[The problem]: Each record must be reproduced exactly as it is shown.

[Provided data]:
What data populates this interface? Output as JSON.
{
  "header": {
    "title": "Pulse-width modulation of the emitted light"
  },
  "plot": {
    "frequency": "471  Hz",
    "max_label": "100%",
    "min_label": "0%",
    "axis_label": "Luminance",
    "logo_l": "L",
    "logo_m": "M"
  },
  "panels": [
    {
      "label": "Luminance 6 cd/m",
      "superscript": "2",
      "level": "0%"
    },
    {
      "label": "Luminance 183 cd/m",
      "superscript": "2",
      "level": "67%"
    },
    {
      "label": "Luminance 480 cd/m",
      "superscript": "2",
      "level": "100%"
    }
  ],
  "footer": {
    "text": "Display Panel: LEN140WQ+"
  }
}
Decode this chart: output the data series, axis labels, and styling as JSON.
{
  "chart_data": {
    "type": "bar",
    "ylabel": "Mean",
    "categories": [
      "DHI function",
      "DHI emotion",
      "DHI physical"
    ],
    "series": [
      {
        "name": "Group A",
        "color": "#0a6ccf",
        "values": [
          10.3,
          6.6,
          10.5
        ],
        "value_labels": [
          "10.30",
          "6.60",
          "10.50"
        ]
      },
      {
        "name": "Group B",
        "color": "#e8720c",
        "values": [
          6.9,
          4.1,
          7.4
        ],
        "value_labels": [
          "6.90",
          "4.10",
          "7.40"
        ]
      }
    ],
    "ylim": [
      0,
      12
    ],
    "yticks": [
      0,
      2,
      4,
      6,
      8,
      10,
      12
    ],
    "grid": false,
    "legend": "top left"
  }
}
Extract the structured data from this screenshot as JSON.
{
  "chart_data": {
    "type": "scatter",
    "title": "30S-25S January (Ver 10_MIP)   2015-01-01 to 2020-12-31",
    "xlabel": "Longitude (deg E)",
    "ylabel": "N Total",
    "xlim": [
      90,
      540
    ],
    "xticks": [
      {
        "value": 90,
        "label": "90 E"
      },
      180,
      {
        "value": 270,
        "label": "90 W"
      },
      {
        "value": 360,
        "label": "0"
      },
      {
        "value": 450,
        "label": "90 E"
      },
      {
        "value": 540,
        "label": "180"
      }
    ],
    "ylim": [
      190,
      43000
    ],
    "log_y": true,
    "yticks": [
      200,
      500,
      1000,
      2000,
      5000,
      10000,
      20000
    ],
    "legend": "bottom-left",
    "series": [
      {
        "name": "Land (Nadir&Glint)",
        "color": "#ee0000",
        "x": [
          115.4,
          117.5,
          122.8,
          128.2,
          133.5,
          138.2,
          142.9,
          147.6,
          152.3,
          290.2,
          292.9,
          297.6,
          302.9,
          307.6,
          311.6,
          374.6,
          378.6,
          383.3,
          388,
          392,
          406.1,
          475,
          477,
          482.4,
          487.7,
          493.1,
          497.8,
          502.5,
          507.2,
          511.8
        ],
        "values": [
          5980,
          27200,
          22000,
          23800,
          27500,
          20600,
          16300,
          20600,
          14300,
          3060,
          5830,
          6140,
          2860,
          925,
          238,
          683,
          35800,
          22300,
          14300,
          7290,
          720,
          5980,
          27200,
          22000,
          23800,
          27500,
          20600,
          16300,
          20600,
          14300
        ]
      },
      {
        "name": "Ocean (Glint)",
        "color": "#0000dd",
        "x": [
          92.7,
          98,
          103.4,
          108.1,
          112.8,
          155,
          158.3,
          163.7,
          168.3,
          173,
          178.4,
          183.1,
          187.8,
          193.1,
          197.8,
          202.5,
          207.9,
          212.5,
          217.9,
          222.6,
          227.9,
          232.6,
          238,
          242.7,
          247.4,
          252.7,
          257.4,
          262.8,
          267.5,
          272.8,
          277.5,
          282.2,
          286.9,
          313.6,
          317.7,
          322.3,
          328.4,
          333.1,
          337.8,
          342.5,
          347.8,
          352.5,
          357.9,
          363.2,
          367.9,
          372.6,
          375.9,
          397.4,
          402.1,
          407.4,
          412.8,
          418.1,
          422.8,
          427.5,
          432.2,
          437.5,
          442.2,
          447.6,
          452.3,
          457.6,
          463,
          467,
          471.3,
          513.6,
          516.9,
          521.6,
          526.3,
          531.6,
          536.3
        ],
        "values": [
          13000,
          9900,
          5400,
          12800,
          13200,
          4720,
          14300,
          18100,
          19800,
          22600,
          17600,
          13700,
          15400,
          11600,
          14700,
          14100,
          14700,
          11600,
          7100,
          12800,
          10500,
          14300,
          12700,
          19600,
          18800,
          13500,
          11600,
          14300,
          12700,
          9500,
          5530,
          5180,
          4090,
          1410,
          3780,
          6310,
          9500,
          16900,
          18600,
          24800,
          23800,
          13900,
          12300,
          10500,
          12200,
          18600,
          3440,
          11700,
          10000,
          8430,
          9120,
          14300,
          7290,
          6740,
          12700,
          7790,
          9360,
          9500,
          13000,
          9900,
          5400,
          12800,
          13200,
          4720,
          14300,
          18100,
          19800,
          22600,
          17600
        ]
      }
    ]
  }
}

[Task response]:
What data populates this interface? Output as JSON.
{
  "header": {
    "title": "Pulse-width modulation of the emitted light"
  },
  "plot": {
    "frequency": "471  Hz",
    "max_label": "100%",
    "min_label": "0%",
    "axis_label": "Luminance",
    "logo_l": "L",
    "logo_m": "M"
  },
  "panels": [
    {
      "label": "Luminance 6 cd/m",
      "superscript": "2",
      "level": "0%"
    },
    {
      "label": "Luminance 183 cd/m",
      "superscript": "2",
      "level": "67%"
    },
    {
      "label": "Luminance 480 cd/m",
      "superscript": "2",
      "level": "100%"
    }
  ],
  "footer": {
    "text": "Display Panel: LEN140WQ+"
  }
}
Decode this chart: output the data series, axis labels, and styling as JSON.
{
  "chart_data": {
    "type": "bar",
    "ylabel": "Mean",
    "categories": [
      "DHI function",
      "DHI emotion",
      "DHI physical"
    ],
    "series": [
      {
        "name": "Group A",
        "color": "#0a6ccf",
        "values": [
          10.3,
          6.6,
          10.5
        ],
        "value_labels": [
          "10.30",
          "6.60",
          "10.50"
        ]
      },
      {
        "name": "Group B",
        "color": "#e8720c",
        "values": [
          6.9,
          4.1,
          7.4
        ],
        "value_labels": [
          "6.90",
          "4.10",
          "7.40"
        ]
      }
    ],
    "ylim": [
      0,
      12
    ],
    "yticks": [
      0,
      2,
      4,
      6,
      8,
      10,
      12
    ],
    "grid": false,
    "legend": "top left"
  }
}
Extract the structured data from this screenshot as JSON.
{
  "chart_data": {
    "type": "scatter",
    "title": "30S-25S January (Ver 10_MIP)   2015-01-01 to 2020-12-31",
    "xlabel": "Longitude (deg E)",
    "ylabel": "N Total",
    "xlim": [
      90,
      540
    ],
    "xticks": [
      {
        "value": 90,
        "label": "90 E"
      },
      180,
      {
        "value": 270,
        "label": "90 W"
      },
      {
        "value": 360,
        "label": "0"
      },
      {
        "value": 450,
        "label": "90 E"
      },
      {
        "value": 540,
        "label": "180"
      }
    ],
    "ylim": [
      190,
      43000
    ],
    "log_y": true,
    "yticks": [
      200,
      500,
      1000,
      2000,
      5000,
      10000,
      20000
    ],
    "legend": "bottom-left",
    "series": [
      {
        "name": "Land (Nadir&Glint)",
        "color": "#ee0000",
        "x": [
          115.4,
          117.5,
          122.8,
          128.2,
          133.5,
          138.2,
          142.9,
          147.6,
          152.3,
          290.2,
          292.9,
          297.6,
          302.9,
          307.6,
          311.6,
          374.6,
          378.6,
          383.3,
          388,
          392,
          406.1,
          475,
          477,
          482.4,
          487.7,
          493.1,
          497.8,
          502.5,
          507.2,
          511.8
        ],
        "values": [
          5980,
          27200,
          22000,
          23800,
          27500,
          20600,
          16300,
          20600,
          14300,
          3060,
          5830,
          6140,
          2860,
          925,
          238,
          683,
          35800,
          22300,
          14300,
          7290,
          720,
          5980,
          27200,
          22000,
          23800,
          27500,
          20600,
          16300,
          20600,
          14300
        ]
      },
      {
        "name": "Ocean (Glint)",
        "color": "#0000dd",
        "x": [
          92.7,
          98,
          103.4,
          108.1,
          112.8,
          155,
          158.3,
          163.7,
          168.3,
          173,
          178.4,
          183.1,
          187.8,
          193.1,
          197.8,
          202.5,
          207.9,
          212.5,
          217.9,
          222.6,
          227.9,
          232.6,
          238,
          242.7,
          247.4,
          252.7,
          257.4,
          262.8,
          267.5,
          272.8,
          277.5,
          282.2,
          286.9,
          313.6,
          317.7,
          322.3,
          328.4,
          333.1,
          337.8,
          342.5,
          347.8,
          352.5,
          357.9,
          363.2,
          367.9,
          372.6,
          375.9,
          397.4,
          402.1,
          407.4,
          412.8,
          418.1,
          422.8,
          427.5,
          432.2,
          437.5,
          442.2,
          447.6,
          452.3,
          457.6,
          463,
          467,
          471.3,
          513.6,
          516.9,
          521.6,
          526.3,
          531.6,
          536.3
        ],
        "values": [
          13000,
          9900,
          5400,
          12800,
          13200,
          4720,
          14300,
          18100,
          19800,
          22600,
          17600,
          13700,
          15400,
          11600,
          14700,
          14100,
          14700,
          11600,
          7100,
          12800,
          10500,
          14300,
          12700,
          19600,
          18800,
          13500,
          11600,
          14300,
          12700,
          9500,
          5530,
          5180,
          4090,
          1410,
          3780,
          6310,
          9500,
          16900,
          18600,
          24800,
          23800,
          13900,
          12300,
          10500,
          12200,
          18600,
          3440,
          11700,
          10000,
          8430,
          9120,
          14300,
          7290,
          6740,
          12700,
          7790,
          9360,
          9500,
          13000,
          9900,
          5400,
          12800,
          13200,
          4720,
          14300,
          18100,
          19800,
          22600,
          17600
        ]
      }
    ]
  }
}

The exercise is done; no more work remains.